§ Data extract
****************
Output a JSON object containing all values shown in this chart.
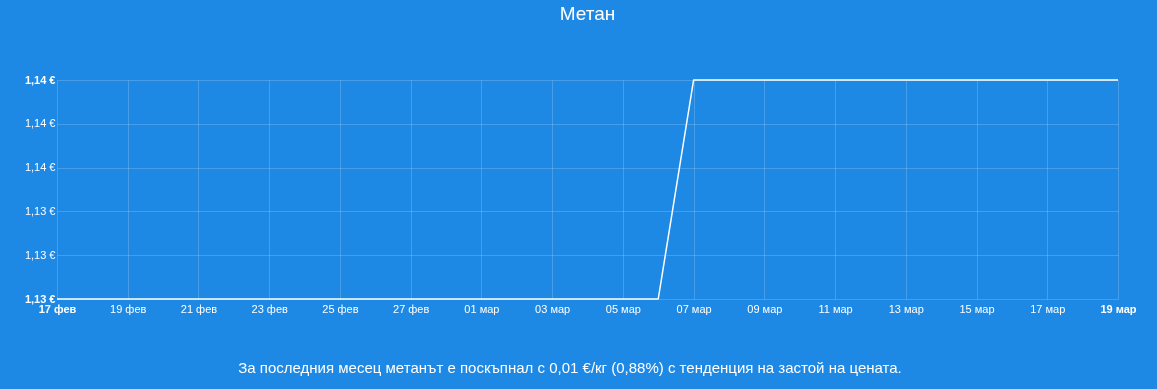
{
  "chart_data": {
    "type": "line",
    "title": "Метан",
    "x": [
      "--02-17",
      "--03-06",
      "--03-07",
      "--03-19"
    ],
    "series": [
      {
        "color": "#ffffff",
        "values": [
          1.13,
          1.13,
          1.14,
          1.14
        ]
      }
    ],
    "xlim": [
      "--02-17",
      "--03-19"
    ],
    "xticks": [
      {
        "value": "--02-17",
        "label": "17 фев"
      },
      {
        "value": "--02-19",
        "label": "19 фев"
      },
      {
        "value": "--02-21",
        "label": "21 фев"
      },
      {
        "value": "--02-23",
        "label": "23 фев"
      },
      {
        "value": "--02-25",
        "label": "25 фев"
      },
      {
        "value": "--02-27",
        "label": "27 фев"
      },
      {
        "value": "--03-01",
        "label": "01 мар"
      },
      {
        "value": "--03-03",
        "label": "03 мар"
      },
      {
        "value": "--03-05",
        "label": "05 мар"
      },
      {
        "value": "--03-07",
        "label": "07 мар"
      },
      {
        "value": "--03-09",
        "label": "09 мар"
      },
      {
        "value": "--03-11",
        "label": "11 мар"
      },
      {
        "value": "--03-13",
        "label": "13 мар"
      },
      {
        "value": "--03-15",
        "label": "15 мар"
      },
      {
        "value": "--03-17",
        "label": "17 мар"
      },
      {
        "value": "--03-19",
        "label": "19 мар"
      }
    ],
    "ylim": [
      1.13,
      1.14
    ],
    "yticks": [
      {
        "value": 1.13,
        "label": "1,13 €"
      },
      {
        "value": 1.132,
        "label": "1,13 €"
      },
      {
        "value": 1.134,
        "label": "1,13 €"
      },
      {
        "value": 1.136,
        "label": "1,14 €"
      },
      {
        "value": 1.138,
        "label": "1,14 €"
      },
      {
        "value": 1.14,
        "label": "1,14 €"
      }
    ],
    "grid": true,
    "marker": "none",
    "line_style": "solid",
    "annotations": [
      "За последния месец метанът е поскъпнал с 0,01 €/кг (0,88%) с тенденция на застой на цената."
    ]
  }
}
****************
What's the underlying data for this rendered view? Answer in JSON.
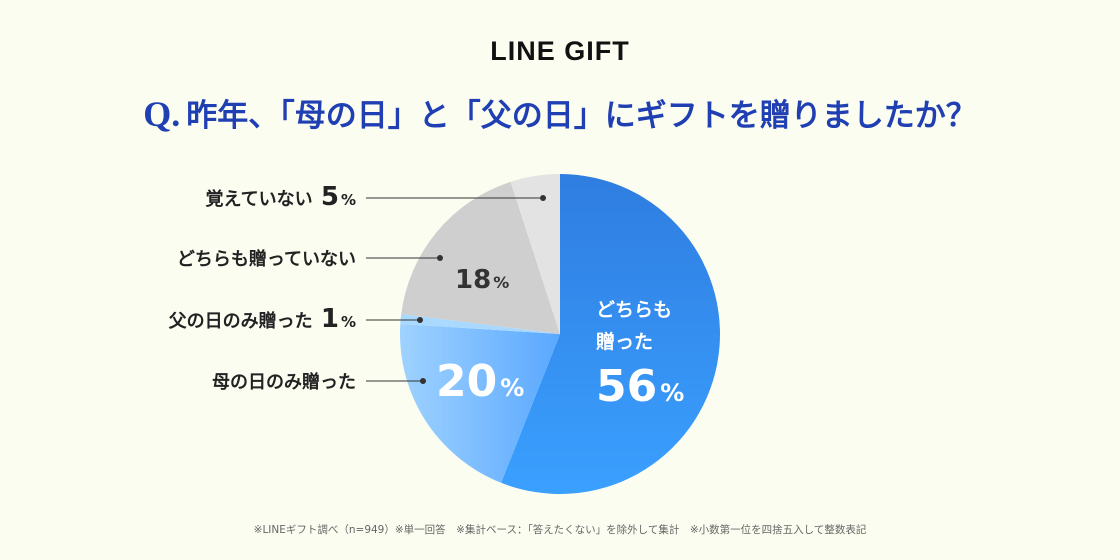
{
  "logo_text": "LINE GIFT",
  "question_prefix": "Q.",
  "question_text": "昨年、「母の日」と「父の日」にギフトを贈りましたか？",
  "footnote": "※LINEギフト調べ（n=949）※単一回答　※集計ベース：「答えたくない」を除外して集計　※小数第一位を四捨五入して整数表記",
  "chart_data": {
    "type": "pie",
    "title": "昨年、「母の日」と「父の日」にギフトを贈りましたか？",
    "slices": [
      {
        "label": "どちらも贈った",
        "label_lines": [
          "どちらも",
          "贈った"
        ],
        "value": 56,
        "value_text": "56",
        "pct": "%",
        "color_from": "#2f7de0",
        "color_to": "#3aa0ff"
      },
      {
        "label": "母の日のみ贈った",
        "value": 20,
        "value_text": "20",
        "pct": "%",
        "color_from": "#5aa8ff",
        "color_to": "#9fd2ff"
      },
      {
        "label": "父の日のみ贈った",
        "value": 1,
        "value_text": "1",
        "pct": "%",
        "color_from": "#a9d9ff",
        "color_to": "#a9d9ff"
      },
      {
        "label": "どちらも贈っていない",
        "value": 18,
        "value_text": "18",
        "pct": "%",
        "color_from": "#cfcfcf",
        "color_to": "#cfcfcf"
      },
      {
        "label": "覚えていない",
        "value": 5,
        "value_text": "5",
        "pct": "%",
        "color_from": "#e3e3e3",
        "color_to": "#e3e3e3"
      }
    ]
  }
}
****************
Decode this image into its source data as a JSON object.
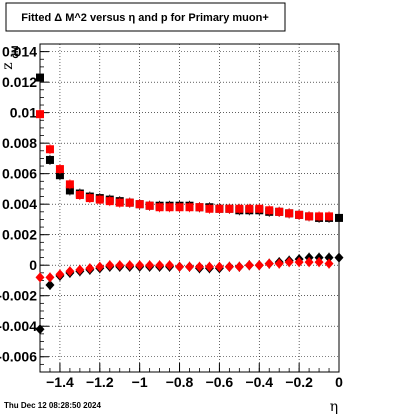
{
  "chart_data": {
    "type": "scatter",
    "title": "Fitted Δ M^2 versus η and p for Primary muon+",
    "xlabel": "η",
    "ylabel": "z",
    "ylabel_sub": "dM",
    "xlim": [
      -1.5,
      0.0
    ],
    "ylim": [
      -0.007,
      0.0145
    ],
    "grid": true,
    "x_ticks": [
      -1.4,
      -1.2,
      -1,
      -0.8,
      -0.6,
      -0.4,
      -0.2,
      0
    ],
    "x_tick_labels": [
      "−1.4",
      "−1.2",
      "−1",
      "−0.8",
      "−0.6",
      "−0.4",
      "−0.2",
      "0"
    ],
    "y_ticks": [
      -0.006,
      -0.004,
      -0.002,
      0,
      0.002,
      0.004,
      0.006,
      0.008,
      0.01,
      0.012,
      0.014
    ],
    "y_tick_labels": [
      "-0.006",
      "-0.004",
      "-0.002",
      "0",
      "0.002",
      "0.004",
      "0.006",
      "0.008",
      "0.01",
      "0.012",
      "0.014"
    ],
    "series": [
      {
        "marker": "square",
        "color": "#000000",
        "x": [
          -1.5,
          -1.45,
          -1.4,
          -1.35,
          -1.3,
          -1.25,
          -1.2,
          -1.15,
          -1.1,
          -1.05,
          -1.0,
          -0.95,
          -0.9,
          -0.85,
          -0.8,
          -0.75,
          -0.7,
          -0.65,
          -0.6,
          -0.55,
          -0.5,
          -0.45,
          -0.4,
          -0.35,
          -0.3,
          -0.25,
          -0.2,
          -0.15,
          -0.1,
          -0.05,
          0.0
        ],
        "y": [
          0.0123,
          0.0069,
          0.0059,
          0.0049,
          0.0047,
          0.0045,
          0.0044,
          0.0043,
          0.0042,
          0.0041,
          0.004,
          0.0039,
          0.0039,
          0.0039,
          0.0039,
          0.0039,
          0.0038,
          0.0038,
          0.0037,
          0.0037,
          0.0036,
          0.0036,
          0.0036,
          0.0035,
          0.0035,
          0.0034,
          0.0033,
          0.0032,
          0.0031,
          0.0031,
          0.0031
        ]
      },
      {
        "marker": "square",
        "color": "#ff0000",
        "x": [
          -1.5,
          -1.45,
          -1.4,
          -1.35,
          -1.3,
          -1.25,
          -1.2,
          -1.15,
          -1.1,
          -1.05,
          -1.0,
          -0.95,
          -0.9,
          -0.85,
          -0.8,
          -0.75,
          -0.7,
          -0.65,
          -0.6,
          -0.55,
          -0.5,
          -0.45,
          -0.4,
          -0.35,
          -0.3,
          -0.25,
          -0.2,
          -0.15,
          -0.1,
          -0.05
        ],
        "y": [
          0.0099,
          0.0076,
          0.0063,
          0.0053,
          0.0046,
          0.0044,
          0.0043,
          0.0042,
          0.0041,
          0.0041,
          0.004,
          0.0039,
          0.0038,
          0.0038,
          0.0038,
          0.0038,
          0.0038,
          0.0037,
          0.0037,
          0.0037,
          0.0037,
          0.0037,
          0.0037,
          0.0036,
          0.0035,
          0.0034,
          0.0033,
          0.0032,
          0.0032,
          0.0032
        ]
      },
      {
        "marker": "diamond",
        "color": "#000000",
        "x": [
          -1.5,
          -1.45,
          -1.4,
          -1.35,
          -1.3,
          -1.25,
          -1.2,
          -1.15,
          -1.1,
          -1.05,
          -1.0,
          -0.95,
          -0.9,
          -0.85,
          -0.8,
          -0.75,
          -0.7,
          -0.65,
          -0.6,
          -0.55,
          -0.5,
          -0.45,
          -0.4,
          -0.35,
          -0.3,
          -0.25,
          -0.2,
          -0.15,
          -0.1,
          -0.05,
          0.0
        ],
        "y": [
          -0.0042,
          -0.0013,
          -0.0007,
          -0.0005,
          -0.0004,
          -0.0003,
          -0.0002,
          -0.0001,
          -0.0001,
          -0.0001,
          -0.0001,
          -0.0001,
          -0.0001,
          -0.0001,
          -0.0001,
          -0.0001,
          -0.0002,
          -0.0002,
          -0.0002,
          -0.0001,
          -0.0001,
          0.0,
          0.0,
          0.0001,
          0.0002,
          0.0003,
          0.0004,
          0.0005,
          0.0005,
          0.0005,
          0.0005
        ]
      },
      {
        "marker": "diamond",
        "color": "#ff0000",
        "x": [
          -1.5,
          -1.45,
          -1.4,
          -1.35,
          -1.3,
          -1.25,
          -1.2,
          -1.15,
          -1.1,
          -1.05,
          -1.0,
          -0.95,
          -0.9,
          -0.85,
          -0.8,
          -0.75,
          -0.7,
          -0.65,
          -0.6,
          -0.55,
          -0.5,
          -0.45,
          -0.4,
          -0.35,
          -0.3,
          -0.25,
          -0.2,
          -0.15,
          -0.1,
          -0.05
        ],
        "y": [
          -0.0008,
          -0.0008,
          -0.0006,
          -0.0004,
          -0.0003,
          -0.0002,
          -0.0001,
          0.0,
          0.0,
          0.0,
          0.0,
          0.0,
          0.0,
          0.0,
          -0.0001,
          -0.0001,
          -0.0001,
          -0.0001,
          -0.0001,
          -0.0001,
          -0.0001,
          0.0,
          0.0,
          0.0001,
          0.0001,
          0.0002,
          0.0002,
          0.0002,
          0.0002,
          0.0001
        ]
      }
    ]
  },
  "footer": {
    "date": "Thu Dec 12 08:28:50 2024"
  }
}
****************
Show every line from the entries above in which the word "JSON" appears.

Output a JSON object containing all values shown in this chart.
What's the underlying data for this rendered view? Answer in JSON.
Decode this image into its source data as a JSON object.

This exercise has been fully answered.